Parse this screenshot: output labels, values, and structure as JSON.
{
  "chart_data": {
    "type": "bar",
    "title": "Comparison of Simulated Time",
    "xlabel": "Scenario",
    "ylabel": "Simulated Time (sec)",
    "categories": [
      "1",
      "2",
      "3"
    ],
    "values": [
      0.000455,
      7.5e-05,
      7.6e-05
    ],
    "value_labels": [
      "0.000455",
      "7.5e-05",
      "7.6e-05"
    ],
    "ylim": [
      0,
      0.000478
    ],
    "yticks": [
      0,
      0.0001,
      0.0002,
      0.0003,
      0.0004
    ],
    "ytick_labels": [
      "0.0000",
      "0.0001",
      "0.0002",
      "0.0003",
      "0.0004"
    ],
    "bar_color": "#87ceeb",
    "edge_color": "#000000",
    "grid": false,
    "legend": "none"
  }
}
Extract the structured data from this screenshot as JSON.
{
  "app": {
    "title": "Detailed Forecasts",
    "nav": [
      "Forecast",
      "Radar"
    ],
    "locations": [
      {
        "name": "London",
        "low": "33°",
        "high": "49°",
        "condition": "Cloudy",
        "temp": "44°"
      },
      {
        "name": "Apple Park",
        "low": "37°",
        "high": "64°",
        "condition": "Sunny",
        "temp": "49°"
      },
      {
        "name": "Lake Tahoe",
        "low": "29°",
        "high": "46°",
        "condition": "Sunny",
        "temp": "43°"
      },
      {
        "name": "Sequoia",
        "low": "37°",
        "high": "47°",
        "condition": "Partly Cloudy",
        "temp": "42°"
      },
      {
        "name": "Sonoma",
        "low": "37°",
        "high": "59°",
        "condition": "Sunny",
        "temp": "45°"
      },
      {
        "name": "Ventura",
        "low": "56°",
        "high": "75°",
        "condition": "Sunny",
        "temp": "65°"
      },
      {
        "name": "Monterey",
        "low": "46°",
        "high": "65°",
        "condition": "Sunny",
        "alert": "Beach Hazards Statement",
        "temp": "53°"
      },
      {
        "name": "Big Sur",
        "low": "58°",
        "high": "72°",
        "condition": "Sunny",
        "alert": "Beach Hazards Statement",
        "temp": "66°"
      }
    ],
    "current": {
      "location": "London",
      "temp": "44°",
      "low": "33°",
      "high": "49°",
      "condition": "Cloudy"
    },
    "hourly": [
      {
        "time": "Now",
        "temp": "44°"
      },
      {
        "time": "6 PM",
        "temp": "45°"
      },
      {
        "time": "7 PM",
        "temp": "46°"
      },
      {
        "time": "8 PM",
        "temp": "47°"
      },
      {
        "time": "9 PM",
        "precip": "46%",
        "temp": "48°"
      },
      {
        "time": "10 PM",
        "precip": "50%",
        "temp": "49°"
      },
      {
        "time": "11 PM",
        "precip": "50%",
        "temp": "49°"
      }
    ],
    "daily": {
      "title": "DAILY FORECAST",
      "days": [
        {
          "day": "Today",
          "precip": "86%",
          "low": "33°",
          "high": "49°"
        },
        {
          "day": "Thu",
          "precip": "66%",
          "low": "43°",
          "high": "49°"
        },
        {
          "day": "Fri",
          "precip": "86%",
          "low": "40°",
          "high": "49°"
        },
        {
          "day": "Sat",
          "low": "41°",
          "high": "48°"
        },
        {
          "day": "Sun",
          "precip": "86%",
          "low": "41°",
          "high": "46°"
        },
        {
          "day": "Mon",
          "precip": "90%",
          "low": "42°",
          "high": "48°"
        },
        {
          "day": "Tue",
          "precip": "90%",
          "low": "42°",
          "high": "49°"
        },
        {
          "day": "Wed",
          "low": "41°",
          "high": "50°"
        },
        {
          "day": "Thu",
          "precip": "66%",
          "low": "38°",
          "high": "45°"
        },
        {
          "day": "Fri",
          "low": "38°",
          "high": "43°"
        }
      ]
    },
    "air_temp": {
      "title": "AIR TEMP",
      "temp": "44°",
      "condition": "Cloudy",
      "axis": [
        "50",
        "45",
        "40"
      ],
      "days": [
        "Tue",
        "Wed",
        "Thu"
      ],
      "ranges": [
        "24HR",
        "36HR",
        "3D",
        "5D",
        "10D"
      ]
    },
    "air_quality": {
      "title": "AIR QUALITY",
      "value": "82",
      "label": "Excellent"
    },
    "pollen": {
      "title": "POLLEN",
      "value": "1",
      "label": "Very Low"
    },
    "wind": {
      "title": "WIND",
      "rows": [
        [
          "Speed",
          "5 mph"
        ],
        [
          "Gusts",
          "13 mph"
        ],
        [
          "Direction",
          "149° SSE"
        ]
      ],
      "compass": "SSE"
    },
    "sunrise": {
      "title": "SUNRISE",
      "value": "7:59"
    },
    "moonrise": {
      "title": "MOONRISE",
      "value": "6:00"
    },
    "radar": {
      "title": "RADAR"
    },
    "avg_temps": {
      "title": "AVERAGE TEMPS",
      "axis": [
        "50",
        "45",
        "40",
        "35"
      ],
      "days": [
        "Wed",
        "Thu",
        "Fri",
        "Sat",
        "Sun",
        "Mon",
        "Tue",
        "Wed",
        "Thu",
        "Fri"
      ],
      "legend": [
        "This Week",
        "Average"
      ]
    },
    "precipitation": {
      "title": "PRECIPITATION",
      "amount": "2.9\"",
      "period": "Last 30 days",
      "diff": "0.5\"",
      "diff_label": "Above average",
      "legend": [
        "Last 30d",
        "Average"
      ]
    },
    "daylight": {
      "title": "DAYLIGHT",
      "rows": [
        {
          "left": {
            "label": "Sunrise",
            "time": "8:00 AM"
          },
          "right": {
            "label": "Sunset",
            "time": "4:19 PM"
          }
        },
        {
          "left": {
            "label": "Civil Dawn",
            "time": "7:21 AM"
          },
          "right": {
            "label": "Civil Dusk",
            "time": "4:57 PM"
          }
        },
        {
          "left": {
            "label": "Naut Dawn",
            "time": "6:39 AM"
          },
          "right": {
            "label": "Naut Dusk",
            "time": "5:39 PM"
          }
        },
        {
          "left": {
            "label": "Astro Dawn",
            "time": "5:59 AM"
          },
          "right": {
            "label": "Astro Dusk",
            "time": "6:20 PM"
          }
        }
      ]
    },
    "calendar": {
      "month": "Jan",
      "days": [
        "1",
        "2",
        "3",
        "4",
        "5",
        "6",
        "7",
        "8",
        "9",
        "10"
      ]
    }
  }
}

◇ ◇ ◇ ◇

- **Exercise brief**: Only lines with the word "JSON" should be collected from the material.

- **Problem solution**:
Parse this screenshot: output labels, values, and structure as JSON.
Extract the structured data from this screenshot as JSON.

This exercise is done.